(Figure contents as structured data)
* * * * * * *

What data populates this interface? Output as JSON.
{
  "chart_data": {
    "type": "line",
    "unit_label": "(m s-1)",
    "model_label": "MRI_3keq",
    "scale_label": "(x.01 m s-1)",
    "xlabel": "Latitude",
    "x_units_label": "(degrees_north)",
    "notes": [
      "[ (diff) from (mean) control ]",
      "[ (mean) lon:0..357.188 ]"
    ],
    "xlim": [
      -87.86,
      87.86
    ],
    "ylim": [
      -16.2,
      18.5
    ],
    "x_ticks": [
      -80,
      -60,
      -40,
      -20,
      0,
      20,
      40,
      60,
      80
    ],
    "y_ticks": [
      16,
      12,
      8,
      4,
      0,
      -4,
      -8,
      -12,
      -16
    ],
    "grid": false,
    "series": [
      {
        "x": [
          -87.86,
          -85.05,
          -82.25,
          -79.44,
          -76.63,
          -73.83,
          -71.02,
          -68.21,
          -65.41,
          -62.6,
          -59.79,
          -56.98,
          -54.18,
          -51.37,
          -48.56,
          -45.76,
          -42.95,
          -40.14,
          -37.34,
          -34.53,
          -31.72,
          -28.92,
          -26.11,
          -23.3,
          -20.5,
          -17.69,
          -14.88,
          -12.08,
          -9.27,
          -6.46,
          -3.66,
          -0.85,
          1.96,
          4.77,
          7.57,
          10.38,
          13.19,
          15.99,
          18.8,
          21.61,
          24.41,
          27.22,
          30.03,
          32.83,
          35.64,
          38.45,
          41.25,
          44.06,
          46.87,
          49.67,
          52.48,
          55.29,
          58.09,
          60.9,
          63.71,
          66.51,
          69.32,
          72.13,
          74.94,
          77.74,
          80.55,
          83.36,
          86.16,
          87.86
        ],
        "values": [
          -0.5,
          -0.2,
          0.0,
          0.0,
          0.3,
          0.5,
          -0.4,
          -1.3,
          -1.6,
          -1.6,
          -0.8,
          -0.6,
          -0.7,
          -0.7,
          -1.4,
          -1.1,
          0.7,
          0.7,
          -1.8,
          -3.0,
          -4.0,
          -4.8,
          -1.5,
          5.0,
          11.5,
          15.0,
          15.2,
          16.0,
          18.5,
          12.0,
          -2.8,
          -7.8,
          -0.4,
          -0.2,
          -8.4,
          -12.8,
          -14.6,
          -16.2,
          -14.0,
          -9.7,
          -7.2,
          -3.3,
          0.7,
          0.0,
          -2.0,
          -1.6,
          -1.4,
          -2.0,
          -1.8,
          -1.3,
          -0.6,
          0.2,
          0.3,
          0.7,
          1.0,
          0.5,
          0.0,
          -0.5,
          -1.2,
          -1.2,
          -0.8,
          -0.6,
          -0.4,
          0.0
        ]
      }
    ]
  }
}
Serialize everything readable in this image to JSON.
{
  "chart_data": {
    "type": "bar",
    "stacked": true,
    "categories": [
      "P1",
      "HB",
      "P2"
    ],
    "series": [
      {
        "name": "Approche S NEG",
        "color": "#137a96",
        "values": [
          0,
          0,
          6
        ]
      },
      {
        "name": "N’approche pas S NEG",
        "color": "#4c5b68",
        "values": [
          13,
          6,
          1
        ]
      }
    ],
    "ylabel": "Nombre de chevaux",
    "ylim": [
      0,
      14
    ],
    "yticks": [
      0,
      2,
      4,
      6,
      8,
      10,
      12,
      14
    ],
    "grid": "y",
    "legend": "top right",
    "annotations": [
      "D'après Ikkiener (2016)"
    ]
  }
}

* * * * * * *

What is expected
Write every record out again, unaltered.

Task result
What data populates this interface? Output as JSON.
{
  "chart_data": {
    "type": "line",
    "unit_label": "(m s-1)",
    "model_label": "MRI_3keq",
    "scale_label": "(x.01 m s-1)",
    "xlabel": "Latitude",
    "x_units_label": "(degrees_north)",
    "notes": [
      "[ (diff) from (mean) control ]",
      "[ (mean) lon:0..357.188 ]"
    ],
    "xlim": [
      -87.86,
      87.86
    ],
    "ylim": [
      -16.2,
      18.5
    ],
    "x_ticks": [
      -80,
      -60,
      -40,
      -20,
      0,
      20,
      40,
      60,
      80
    ],
    "y_ticks": [
      16,
      12,
      8,
      4,
      0,
      -4,
      -8,
      -12,
      -16
    ],
    "grid": false,
    "series": [
      {
        "x": [
          -87.86,
          -85.05,
          -82.25,
          -79.44,
          -76.63,
          -73.83,
          -71.02,
          -68.21,
          -65.41,
          -62.6,
          -59.79,
          -56.98,
          -54.18,
          -51.37,
          -48.56,
          -45.76,
          -42.95,
          -40.14,
          -37.34,
          -34.53,
          -31.72,
          -28.92,
          -26.11,
          -23.3,
          -20.5,
          -17.69,
          -14.88,
          -12.08,
          -9.27,
          -6.46,
          -3.66,
          -0.85,
          1.96,
          4.77,
          7.57,
          10.38,
          13.19,
          15.99,
          18.8,
          21.61,
          24.41,
          27.22,
          30.03,
          32.83,
          35.64,
          38.45,
          41.25,
          44.06,
          46.87,
          49.67,
          52.48,
          55.29,
          58.09,
          60.9,
          63.71,
          66.51,
          69.32,
          72.13,
          74.94,
          77.74,
          80.55,
          83.36,
          86.16,
          87.86
        ],
        "values": [
          -0.5,
          -0.2,
          0.0,
          0.0,
          0.3,
          0.5,
          -0.4,
          -1.3,
          -1.6,
          -1.6,
          -0.8,
          -0.6,
          -0.7,
          -0.7,
          -1.4,
          -1.1,
          0.7,
          0.7,
          -1.8,
          -3.0,
          -4.0,
          -4.8,
          -1.5,
          5.0,
          11.5,
          15.0,
          15.2,
          16.0,
          18.5,
          12.0,
          -2.8,
          -7.8,
          -0.4,
          -0.2,
          -8.4,
          -12.8,
          -14.6,
          -16.2,
          -14.0,
          -9.7,
          -7.2,
          -3.3,
          0.7,
          0.0,
          -2.0,
          -1.6,
          -1.4,
          -2.0,
          -1.8,
          -1.3,
          -0.6,
          0.2,
          0.3,
          0.7,
          1.0,
          0.5,
          0.0,
          -0.5,
          -1.2,
          -1.2,
          -0.8,
          -0.6,
          -0.4,
          0.0
        ]
      }
    ]
  }
}
Serialize everything readable in this image to JSON.
{
  "chart_data": {
    "type": "bar",
    "stacked": true,
    "categories": [
      "P1",
      "HB",
      "P2"
    ],
    "series": [
      {
        "name": "Approche S NEG",
        "color": "#137a96",
        "values": [
          0,
          0,
          6
        ]
      },
      {
        "name": "N’approche pas S NEG",
        "color": "#4c5b68",
        "values": [
          13,
          6,
          1
        ]
      }
    ],
    "ylabel": "Nombre de chevaux",
    "ylim": [
      0,
      14
    ],
    "yticks": [
      0,
      2,
      4,
      6,
      8,
      10,
      12,
      14
    ],
    "grid": "y",
    "legend": "top right",
    "annotations": [
      "D'après Ikkiener (2016)"
    ]
  }
}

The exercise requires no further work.